→ **TASK INPUT**:
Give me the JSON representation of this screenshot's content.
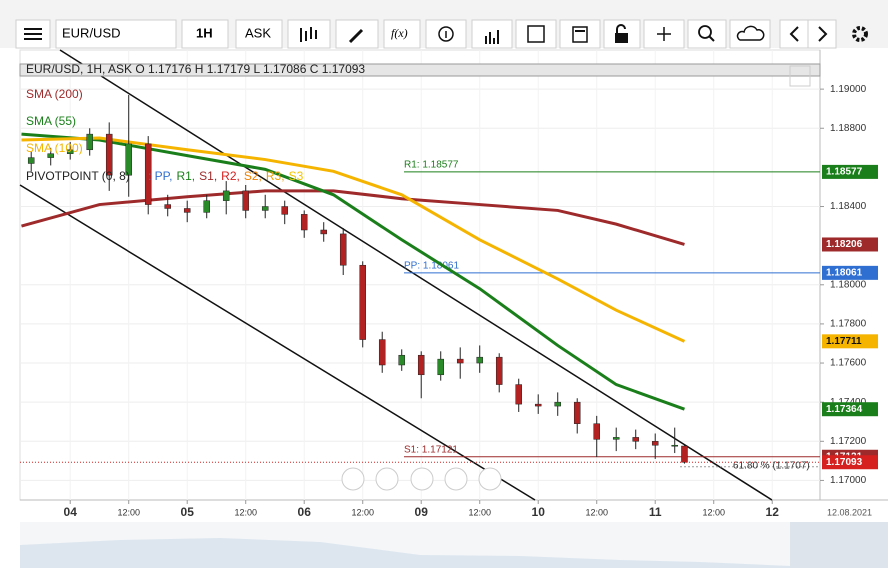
{
  "toolbar": {
    "symbol": "EUR/USD",
    "interval": "1H",
    "price_type": "ASK",
    "fx_label": "f(x)"
  },
  "chart_data": {
    "type": "candlestick",
    "header": "EUR/USD, 1H, ASK   O 1.17176 H 1.17179 L 1.17086 C 1.17093",
    "date_label": "12.08.2021",
    "x": [
      -8,
      -4,
      0,
      4,
      8,
      12,
      16,
      20,
      24,
      28,
      32,
      36,
      40,
      44,
      48,
      52,
      56,
      60,
      64,
      68,
      72,
      76,
      80,
      84,
      88,
      92,
      96,
      100,
      104,
      108,
      112,
      116,
      120,
      124,
      126
    ],
    "open": [
      1.1862,
      1.1865,
      1.1867,
      1.1869,
      1.1877,
      1.1856,
      1.1872,
      1.1841,
      1.1839,
      1.1837,
      1.1843,
      1.1848,
      1.1838,
      1.184,
      1.1836,
      1.1828,
      1.1826,
      1.181,
      1.1772,
      1.1759,
      1.1764,
      1.1754,
      1.1762,
      1.176,
      1.1763,
      1.1749,
      1.1739,
      1.1738,
      1.174,
      1.1729,
      1.1721,
      1.1722,
      1.172,
      1.1718,
      1.17176
    ],
    "high": [
      1.1868,
      1.187,
      1.1873,
      1.188,
      1.1883,
      1.1897,
      1.1876,
      1.1846,
      1.1843,
      1.1846,
      1.1853,
      1.1851,
      1.1846,
      1.1843,
      1.1838,
      1.1832,
      1.1829,
      1.1812,
      1.1776,
      1.1767,
      1.1766,
      1.1766,
      1.1768,
      1.1769,
      1.1765,
      1.1752,
      1.1744,
      1.1745,
      1.1742,
      1.1733,
      1.1727,
      1.1726,
      1.1724,
      1.1727,
      1.17179
    ],
    "low": [
      1.1858,
      1.1861,
      1.1864,
      1.1866,
      1.1848,
      1.1845,
      1.1836,
      1.1835,
      1.1832,
      1.1834,
      1.1836,
      1.1834,
      1.1834,
      1.1831,
      1.1824,
      1.1822,
      1.1805,
      1.1768,
      1.1755,
      1.1756,
      1.1742,
      1.1751,
      1.1752,
      1.1755,
      1.1745,
      1.1735,
      1.1734,
      1.1733,
      1.1724,
      1.1712,
      1.1715,
      1.1716,
      1.1711,
      1.1714,
      1.17086
    ],
    "close": [
      1.1865,
      1.1867,
      1.1869,
      1.1877,
      1.1856,
      1.1872,
      1.1841,
      1.1839,
      1.1837,
      1.1843,
      1.1848,
      1.1838,
      1.184,
      1.1836,
      1.1828,
      1.1826,
      1.181,
      1.1772,
      1.1759,
      1.1764,
      1.1754,
      1.1762,
      1.176,
      1.1763,
      1.1749,
      1.1739,
      1.1738,
      1.174,
      1.1729,
      1.1721,
      1.1722,
      1.172,
      1.1718,
      1.1718,
      1.17093
    ],
    "up_color": "#2a8a2a",
    "down_color": "#b22222",
    "indicators": [
      {
        "name": "SMA (200)",
        "color": "#9e2a2b",
        "x": [
          -10,
          6,
          24,
          40,
          54,
          68,
          84,
          100,
          112,
          126
        ],
        "values": [
          1.183,
          1.1841,
          1.1845,
          1.1848,
          1.1848,
          1.1844,
          1.1841,
          1.1838,
          1.1831,
          1.18206
        ]
      },
      {
        "name": "SMA (55)",
        "color": "#1a7f1a",
        "x": [
          -10,
          6,
          24,
          40,
          54,
          68,
          84,
          100,
          112,
          126
        ],
        "values": [
          1.1877,
          1.1874,
          1.1866,
          1.1859,
          1.1846,
          1.1823,
          1.1798,
          1.1769,
          1.1749,
          1.17364
        ]
      },
      {
        "name": "SMA (100)",
        "color": "#f5b400",
        "x": [
          -10,
          6,
          24,
          40,
          54,
          68,
          84,
          100,
          112,
          126
        ],
        "values": [
          1.1874,
          1.1875,
          1.1869,
          1.1864,
          1.1858,
          1.1846,
          1.1823,
          1.1803,
          1.1787,
          1.17711
        ]
      }
    ],
    "pivot_name": "PIVOTPOINT (0, 8)",
    "pivot_parts": [
      {
        "text": ": PP,",
        "color": "#2f6fd1"
      },
      {
        "text": "R1,",
        "color": "#1a7f1a"
      },
      {
        "text": "S1,",
        "color": "#9e2a2b"
      },
      {
        "text": "R2,",
        "color": "#d62020"
      },
      {
        "text": "S2,",
        "color": "#f08000"
      },
      {
        "text": "R3,",
        "color": "#f0a000"
      },
      {
        "text": "S3",
        "color": "#f5c400"
      }
    ],
    "levels": [
      {
        "label": "R1: 1.18577",
        "value": 1.18577,
        "color": "#1a7f1a"
      },
      {
        "label": "PP: 1.18061",
        "value": 1.18061,
        "color": "#2f6fd1"
      },
      {
        "label": "S1: 1.17121",
        "value": 1.17121,
        "color": "#9e2a2b"
      }
    ],
    "fib_label": "61.80 % (1.1707)",
    "fib_value": 1.1707,
    "price_tags": [
      {
        "value": 1.18577,
        "color": "#1a7f1a"
      },
      {
        "value": 1.18206,
        "color": "#9e2a2b"
      },
      {
        "value": 1.18061,
        "color": "#2f6fd1"
      },
      {
        "value": 1.17711,
        "color": "#f5b400"
      },
      {
        "value": 1.17364,
        "color": "#1a7f1a"
      },
      {
        "value": 1.17121,
        "color": "#9e2a2b"
      },
      {
        "value": 1.17093,
        "color": "#d62020"
      }
    ],
    "xlim": [
      -10.3,
      153.8
    ],
    "xticks": [
      {
        "value": 0,
        "label": "04"
      },
      {
        "value": 12,
        "label": "12:00"
      },
      {
        "value": 24,
        "label": "05"
      },
      {
        "value": 36,
        "label": "12:00"
      },
      {
        "value": 48,
        "label": "06"
      },
      {
        "value": 60,
        "label": "12:00"
      },
      {
        "value": 72,
        "label": "09"
      },
      {
        "value": 84,
        "label": "12:00"
      },
      {
        "value": 96,
        "label": "10"
      },
      {
        "value": 108,
        "label": "12:00"
      },
      {
        "value": 120,
        "label": "11"
      },
      {
        "value": 132,
        "label": "12:00"
      },
      {
        "value": 144,
        "label": "12"
      }
    ],
    "ylim": [
      1.169,
      1.192
    ],
    "yticks": [
      {
        "value": 1.17,
        "label": "1.17000"
      },
      {
        "value": 1.172,
        "label": "1.17200"
      },
      {
        "value": 1.174,
        "label": "1.17400"
      },
      {
        "value": 1.176,
        "label": "1.17600"
      },
      {
        "value": 1.178,
        "label": "1.17800"
      },
      {
        "value": 1.18,
        "label": "1.18000"
      },
      {
        "value": 1.184,
        "label": "1.18400"
      },
      {
        "value": 1.188,
        "label": "1.18800"
      },
      {
        "value": 1.19,
        "label": "1.19000"
      }
    ],
    "grid": true
  }
}
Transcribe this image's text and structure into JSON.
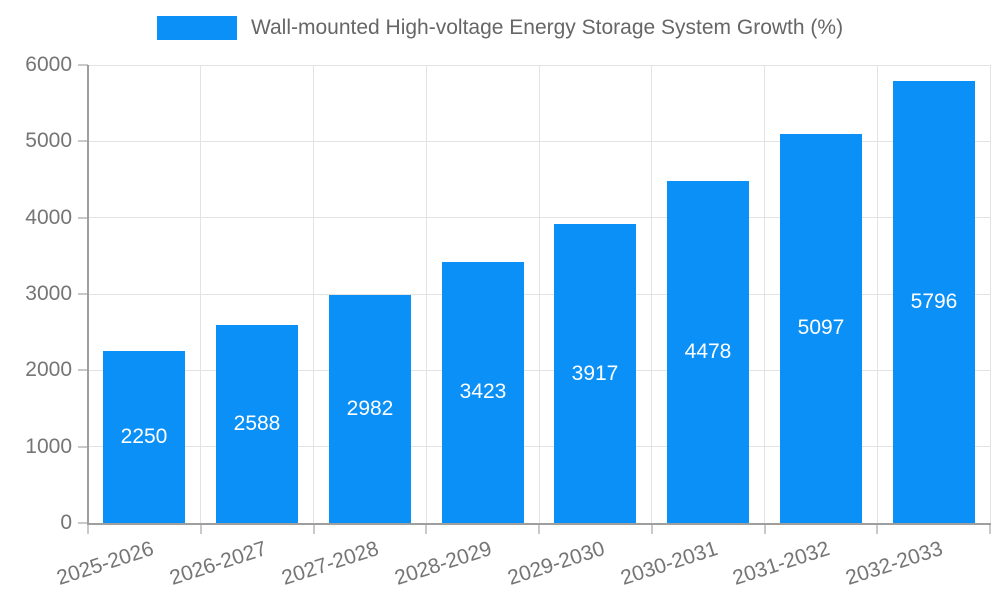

→ **THE PROBLEM**: Images in the records should not be copied. Repeat all the rest exactly.

→ **WRITTEN REPLY**:
Give me the JSON representation of this screenshot's content.
{
  "toolbar": {
    "symbol": "EUR/USD",
    "interval": "1H",
    "price_type": "ASK",
    "fx_label": "f(x)"
  },
  "chart_data": {
    "type": "candlestick",
    "header": "EUR/USD, 1H, ASK   O 1.17176 H 1.17179 L 1.17086 C 1.17093",
    "date_label": "12.08.2021",
    "x": [
      -8,
      -4,
      0,
      4,
      8,
      12,
      16,
      20,
      24,
      28,
      32,
      36,
      40,
      44,
      48,
      52,
      56,
      60,
      64,
      68,
      72,
      76,
      80,
      84,
      88,
      92,
      96,
      100,
      104,
      108,
      112,
      116,
      120,
      124,
      126
    ],
    "open": [
      1.1862,
      1.1865,
      1.1867,
      1.1869,
      1.1877,
      1.1856,
      1.1872,
      1.1841,
      1.1839,
      1.1837,
      1.1843,
      1.1848,
      1.1838,
      1.184,
      1.1836,
      1.1828,
      1.1826,
      1.181,
      1.1772,
      1.1759,
      1.1764,
      1.1754,
      1.1762,
      1.176,
      1.1763,
      1.1749,
      1.1739,
      1.1738,
      1.174,
      1.1729,
      1.1721,
      1.1722,
      1.172,
      1.1718,
      1.17176
    ],
    "high": [
      1.1868,
      1.187,
      1.1873,
      1.188,
      1.1883,
      1.1897,
      1.1876,
      1.1846,
      1.1843,
      1.1846,
      1.1853,
      1.1851,
      1.1846,
      1.1843,
      1.1838,
      1.1832,
      1.1829,
      1.1812,
      1.1776,
      1.1767,
      1.1766,
      1.1766,
      1.1768,
      1.1769,
      1.1765,
      1.1752,
      1.1744,
      1.1745,
      1.1742,
      1.1733,
      1.1727,
      1.1726,
      1.1724,
      1.1727,
      1.17179
    ],
    "low": [
      1.1858,
      1.1861,
      1.1864,
      1.1866,
      1.1848,
      1.1845,
      1.1836,
      1.1835,
      1.1832,
      1.1834,
      1.1836,
      1.1834,
      1.1834,
      1.1831,
      1.1824,
      1.1822,
      1.1805,
      1.1768,
      1.1755,
      1.1756,
      1.1742,
      1.1751,
      1.1752,
      1.1755,
      1.1745,
      1.1735,
      1.1734,
      1.1733,
      1.1724,
      1.1712,
      1.1715,
      1.1716,
      1.1711,
      1.1714,
      1.17086
    ],
    "close": [
      1.1865,
      1.1867,
      1.1869,
      1.1877,
      1.1856,
      1.1872,
      1.1841,
      1.1839,
      1.1837,
      1.1843,
      1.1848,
      1.1838,
      1.184,
      1.1836,
      1.1828,
      1.1826,
      1.181,
      1.1772,
      1.1759,
      1.1764,
      1.1754,
      1.1762,
      1.176,
      1.1763,
      1.1749,
      1.1739,
      1.1738,
      1.174,
      1.1729,
      1.1721,
      1.1722,
      1.172,
      1.1718,
      1.1718,
      1.17093
    ],
    "up_color": "#2a8a2a",
    "down_color": "#b22222",
    "indicators": [
      {
        "name": "SMA (200)",
        "color": "#9e2a2b",
        "x": [
          -10,
          6,
          24,
          40,
          54,
          68,
          84,
          100,
          112,
          126
        ],
        "values": [
          1.183,
          1.1841,
          1.1845,
          1.1848,
          1.1848,
          1.1844,
          1.1841,
          1.1838,
          1.1831,
          1.18206
        ]
      },
      {
        "name": "SMA (55)",
        "color": "#1a7f1a",
        "x": [
          -10,
          6,
          24,
          40,
          54,
          68,
          84,
          100,
          112,
          126
        ],
        "values": [
          1.1877,
          1.1874,
          1.1866,
          1.1859,
          1.1846,
          1.1823,
          1.1798,
          1.1769,
          1.1749,
          1.17364
        ]
      },
      {
        "name": "SMA (100)",
        "color": "#f5b400",
        "x": [
          -10,
          6,
          24,
          40,
          54,
          68,
          84,
          100,
          112,
          126
        ],
        "values": [
          1.1874,
          1.1875,
          1.1869,
          1.1864,
          1.1858,
          1.1846,
          1.1823,
          1.1803,
          1.1787,
          1.17711
        ]
      }
    ],
    "pivot_name": "PIVOTPOINT (0, 8)",
    "pivot_parts": [
      {
        "text": ": PP,",
        "color": "#2f6fd1"
      },
      {
        "text": "R1,",
        "color": "#1a7f1a"
      },
      {
        "text": "S1,",
        "color": "#9e2a2b"
      },
      {
        "text": "R2,",
        "color": "#d62020"
      },
      {
        "text": "S2,",
        "color": "#f08000"
      },
      {
        "text": "R3,",
        "color": "#f0a000"
      },
      {
        "text": "S3",
        "color": "#f5c400"
      }
    ],
    "levels": [
      {
        "label": "R1: 1.18577",
        "value": 1.18577,
        "color": "#1a7f1a"
      },
      {
        "label": "PP: 1.18061",
        "value": 1.18061,
        "color": "#2f6fd1"
      },
      {
        "label": "S1: 1.17121",
        "value": 1.17121,
        "color": "#9e2a2b"
      }
    ],
    "fib_label": "61.80 % (1.1707)",
    "fib_value": 1.1707,
    "price_tags": [
      {
        "value": 1.18577,
        "color": "#1a7f1a"
      },
      {
        "value": 1.18206,
        "color": "#9e2a2b"
      },
      {
        "value": 1.18061,
        "color": "#2f6fd1"
      },
      {
        "value": 1.17711,
        "color": "#f5b400"
      },
      {
        "value": 1.17364,
        "color": "#1a7f1a"
      },
      {
        "value": 1.17121,
        "color": "#9e2a2b"
      },
      {
        "value": 1.17093,
        "color": "#d62020"
      }
    ],
    "xlim": [
      -10.3,
      153.8
    ],
    "xticks": [
      {
        "value": 0,
        "label": "04"
      },
      {
        "value": 12,
        "label": "12:00"
      },
      {
        "value": 24,
        "label": "05"
      },
      {
        "value": 36,
        "label": "12:00"
      },
      {
        "value": 48,
        "label": "06"
      },
      {
        "value": 60,
        "label": "12:00"
      },
      {
        "value": 72,
        "label": "09"
      },
      {
        "value": 84,
        "label": "12:00"
      },
      {
        "value": 96,
        "label": "10"
      },
      {
        "value": 108,
        "label": "12:00"
      },
      {
        "value": 120,
        "label": "11"
      },
      {
        "value": 132,
        "label": "12:00"
      },
      {
        "value": 144,
        "label": "12"
      }
    ],
    "ylim": [
      1.169,
      1.192
    ],
    "yticks": [
      {
        "value": 1.17,
        "label": "1.17000"
      },
      {
        "value": 1.172,
        "label": "1.17200"
      },
      {
        "value": 1.174,
        "label": "1.17400"
      },
      {
        "value": 1.176,
        "label": "1.17600"
      },
      {
        "value": 1.178,
        "label": "1.17800"
      },
      {
        "value": 1.18,
        "label": "1.18000"
      },
      {
        "value": 1.184,
        "label": "1.18400"
      },
      {
        "value": 1.188,
        "label": "1.18800"
      },
      {
        "value": 1.19,
        "label": "1.19000"
      }
    ],
    "grid": true
  }
}
Transcribe this image's text and structure into JSON.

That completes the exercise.